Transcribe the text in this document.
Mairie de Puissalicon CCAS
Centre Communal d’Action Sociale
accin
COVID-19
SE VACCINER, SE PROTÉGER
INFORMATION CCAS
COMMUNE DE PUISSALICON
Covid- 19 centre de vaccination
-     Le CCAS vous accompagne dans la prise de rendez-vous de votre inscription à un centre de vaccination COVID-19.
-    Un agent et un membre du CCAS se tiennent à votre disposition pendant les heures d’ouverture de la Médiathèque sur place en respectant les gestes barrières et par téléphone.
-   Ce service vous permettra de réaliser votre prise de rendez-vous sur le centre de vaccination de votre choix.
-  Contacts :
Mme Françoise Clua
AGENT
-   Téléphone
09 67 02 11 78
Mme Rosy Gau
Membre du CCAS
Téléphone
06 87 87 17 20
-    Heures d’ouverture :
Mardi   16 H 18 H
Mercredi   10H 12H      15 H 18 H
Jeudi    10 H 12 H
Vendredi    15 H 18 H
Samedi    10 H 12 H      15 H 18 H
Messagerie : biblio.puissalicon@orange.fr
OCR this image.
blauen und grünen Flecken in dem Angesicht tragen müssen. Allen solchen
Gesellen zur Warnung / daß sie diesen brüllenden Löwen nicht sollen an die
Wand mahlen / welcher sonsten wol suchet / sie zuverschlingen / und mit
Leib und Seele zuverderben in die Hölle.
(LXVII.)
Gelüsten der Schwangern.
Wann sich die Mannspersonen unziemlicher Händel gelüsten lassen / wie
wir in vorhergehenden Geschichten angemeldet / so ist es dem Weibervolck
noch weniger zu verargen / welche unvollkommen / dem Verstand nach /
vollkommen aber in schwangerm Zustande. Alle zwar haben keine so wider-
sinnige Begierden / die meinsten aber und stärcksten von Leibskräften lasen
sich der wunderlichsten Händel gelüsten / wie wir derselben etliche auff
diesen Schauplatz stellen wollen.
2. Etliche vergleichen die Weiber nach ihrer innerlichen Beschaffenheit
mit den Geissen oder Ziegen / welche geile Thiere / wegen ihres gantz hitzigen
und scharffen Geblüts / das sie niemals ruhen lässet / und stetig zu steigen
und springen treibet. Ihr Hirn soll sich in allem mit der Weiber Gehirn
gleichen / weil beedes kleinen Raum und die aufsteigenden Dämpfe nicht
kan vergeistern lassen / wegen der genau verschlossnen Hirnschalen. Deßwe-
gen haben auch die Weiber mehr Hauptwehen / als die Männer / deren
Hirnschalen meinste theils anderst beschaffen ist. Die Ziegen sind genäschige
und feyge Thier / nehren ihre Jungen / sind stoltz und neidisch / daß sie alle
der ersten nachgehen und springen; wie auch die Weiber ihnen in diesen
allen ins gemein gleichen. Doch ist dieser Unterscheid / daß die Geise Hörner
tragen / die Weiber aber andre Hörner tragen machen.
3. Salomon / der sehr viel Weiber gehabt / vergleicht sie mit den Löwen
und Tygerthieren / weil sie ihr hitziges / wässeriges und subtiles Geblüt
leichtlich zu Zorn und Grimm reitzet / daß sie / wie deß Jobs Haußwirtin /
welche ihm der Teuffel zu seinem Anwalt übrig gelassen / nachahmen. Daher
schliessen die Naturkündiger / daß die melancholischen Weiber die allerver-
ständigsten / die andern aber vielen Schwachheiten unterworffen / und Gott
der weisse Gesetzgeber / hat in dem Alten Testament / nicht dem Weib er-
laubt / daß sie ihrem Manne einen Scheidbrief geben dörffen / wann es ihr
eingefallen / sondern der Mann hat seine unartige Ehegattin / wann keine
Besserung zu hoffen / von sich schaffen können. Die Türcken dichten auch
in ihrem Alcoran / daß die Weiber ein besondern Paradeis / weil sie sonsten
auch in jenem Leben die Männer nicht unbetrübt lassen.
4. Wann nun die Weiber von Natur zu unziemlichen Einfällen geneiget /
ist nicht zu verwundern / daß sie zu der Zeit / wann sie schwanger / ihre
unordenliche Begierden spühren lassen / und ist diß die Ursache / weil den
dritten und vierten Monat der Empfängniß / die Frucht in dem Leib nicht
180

========

Directive
Repeat the entries above exactly, leaving nothing out.

Result for this exercise
Transcribe the text in this document.
Mairie de Puissalicon CCAS
Centre Communal d’Action Sociale
accin
COVID-19
SE VACCINER, SE PROTÉGER
INFORMATION CCAS
COMMUNE DE PUISSALICON
Covid- 19 centre de vaccination
-     Le CCAS vous accompagne dans la prise de rendez-vous de votre inscription à un centre de vaccination COVID-19.
-    Un agent et un membre du CCAS se tiennent à votre disposition pendant les heures d’ouverture de la Médiathèque sur place en respectant les gestes barrières et par téléphone.
-   Ce service vous permettra de réaliser votre prise de rendez-vous sur le centre de vaccination de votre choix.
-  Contacts :
Mme Françoise Clua
AGENT
-   Téléphone
09 67 02 11 78
Mme Rosy Gau
Membre du CCAS
Téléphone
06 87 87 17 20
-    Heures d’ouverture :
Mardi   16 H 18 H
Mercredi   10H 12H      15 H 18 H
Jeudi    10 H 12 H
Vendredi    15 H 18 H
Samedi    10 H 12 H      15 H 18 H
Messagerie : biblio.puissalicon@orange.fr
OCR this image.
blauen und grünen Flecken in dem Angesicht tragen müssen. Allen solchen
Gesellen zur Warnung / daß sie diesen brüllenden Löwen nicht sollen an die
Wand mahlen / welcher sonsten wol suchet / sie zuverschlingen / und mit
Leib und Seele zuverderben in die Hölle.
(LXVII.)
Gelüsten der Schwangern.
Wann sich die Mannspersonen unziemlicher Händel gelüsten lassen / wie
wir in vorhergehenden Geschichten angemeldet / so ist es dem Weibervolck
noch weniger zu verargen / welche unvollkommen / dem Verstand nach /
vollkommen aber in schwangerm Zustande. Alle zwar haben keine so wider-
sinnige Begierden / die meinsten aber und stärcksten von Leibskräften lasen
sich der wunderlichsten Händel gelüsten / wie wir derselben etliche auff
diesen Schauplatz stellen wollen.
2. Etliche vergleichen die Weiber nach ihrer innerlichen Beschaffenheit
mit den Geissen oder Ziegen / welche geile Thiere / wegen ihres gantz hitzigen
und scharffen Geblüts / das sie niemals ruhen lässet / und stetig zu steigen
und springen treibet. Ihr Hirn soll sich in allem mit der Weiber Gehirn
gleichen / weil beedes kleinen Raum und die aufsteigenden Dämpfe nicht
kan vergeistern lassen / wegen der genau verschlossnen Hirnschalen. Deßwe-
gen haben auch die Weiber mehr Hauptwehen / als die Männer / deren
Hirnschalen meinste theils anderst beschaffen ist. Die Ziegen sind genäschige
und feyge Thier / nehren ihre Jungen / sind stoltz und neidisch / daß sie alle
der ersten nachgehen und springen; wie auch die Weiber ihnen in diesen
allen ins gemein gleichen. Doch ist dieser Unterscheid / daß die Geise Hörner
tragen / die Weiber aber andre Hörner tragen machen.
3. Salomon / der sehr viel Weiber gehabt / vergleicht sie mit den Löwen
und Tygerthieren / weil sie ihr hitziges / wässeriges und subtiles Geblüt
leichtlich zu Zorn und Grimm reitzet / daß sie / wie deß Jobs Haußwirtin /
welche ihm der Teuffel zu seinem Anwalt übrig gelassen / nachahmen. Daher
schliessen die Naturkündiger / daß die melancholischen Weiber die allerver-
ständigsten / die andern aber vielen Schwachheiten unterworffen / und Gott
der weisse Gesetzgeber / hat in dem Alten Testament / nicht dem Weib er-
laubt / daß sie ihrem Manne einen Scheidbrief geben dörffen / wann es ihr
eingefallen / sondern der Mann hat seine unartige Ehegattin / wann keine
Besserung zu hoffen / von sich schaffen können. Die Türcken dichten auch
in ihrem Alcoran / daß die Weiber ein besondern Paradeis / weil sie sonsten
auch in jenem Leben die Männer nicht unbetrübt lassen.
4. Wann nun die Weiber von Natur zu unziemlichen Einfällen geneiget /
ist nicht zu verwundern / daß sie zu der Zeit / wann sie schwanger / ihre
unordenliche Begierden spühren lassen / und ist diß die Ursache / weil den
dritten und vierten Monat der Empfängniß / die Frucht in dem Leib nicht
180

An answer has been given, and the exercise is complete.